* BEGIN *

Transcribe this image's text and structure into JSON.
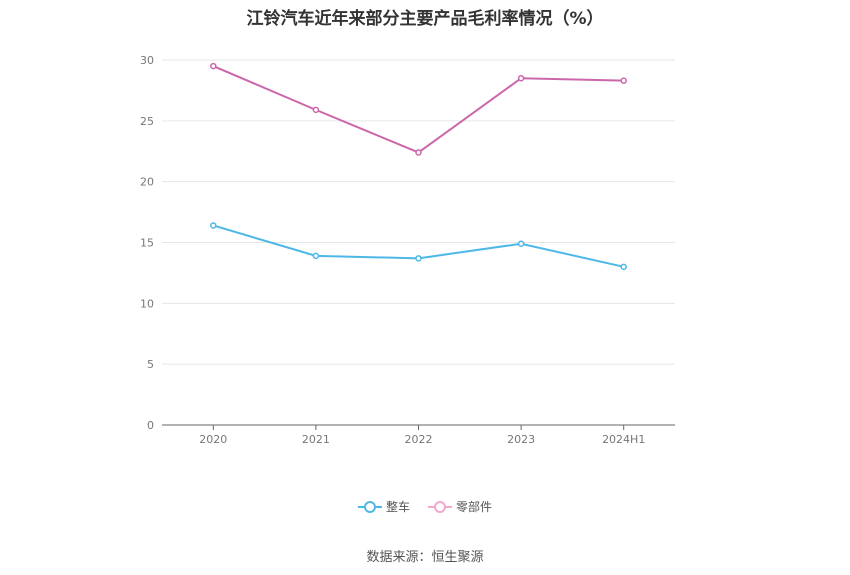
{
  "chart_data": {
    "type": "line",
    "title": "江铃汽车近年来部分主要产品毛利率情况（%）",
    "categories": [
      "2020",
      "2021",
      "2022",
      "2023",
      "2024H1"
    ],
    "ylim": [
      0,
      30
    ],
    "yticks": [
      0,
      5,
      10,
      15,
      20,
      25,
      30
    ],
    "grid": true,
    "legend_position": "bottom",
    "series": [
      {
        "name": "整车",
        "color": "#4db8e8",
        "values": [
          16.4,
          13.9,
          13.7,
          14.9,
          13.0
        ]
      },
      {
        "name": "零部件",
        "color": "#cc66aa",
        "values": [
          29.5,
          25.9,
          22.4,
          28.5,
          28.3
        ]
      }
    ]
  },
  "legend_colors": [
    "#4db8e8",
    "#f0a8cc"
  ],
  "source": "数据来源：恒生聚源"
}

* END *

Above are records to transcribe exactly; leave their pictures out.

Transcribe this image's text and structure into JSON.
{
  "chart_data": {
    "type": "line",
    "title": "江铃汽车近年来部分主要产品毛利率情况（%）",
    "categories": [
      "2020",
      "2021",
      "2022",
      "2023",
      "2024H1"
    ],
    "ylim": [
      0,
      30
    ],
    "yticks": [
      0,
      5,
      10,
      15,
      20,
      25,
      30
    ],
    "grid": true,
    "legend_position": "bottom",
    "series": [
      {
        "name": "整车",
        "color": "#4db8e8",
        "values": [
          16.4,
          13.9,
          13.7,
          14.9,
          13.0
        ]
      },
      {
        "name": "零部件",
        "color": "#cc66aa",
        "values": [
          29.5,
          25.9,
          22.4,
          28.5,
          28.3
        ]
      }
    ]
  },
  "legend_colors": [
    "#4db8e8",
    "#f0a8cc"
  ],
  "source": "数据来源：恒生聚源"
}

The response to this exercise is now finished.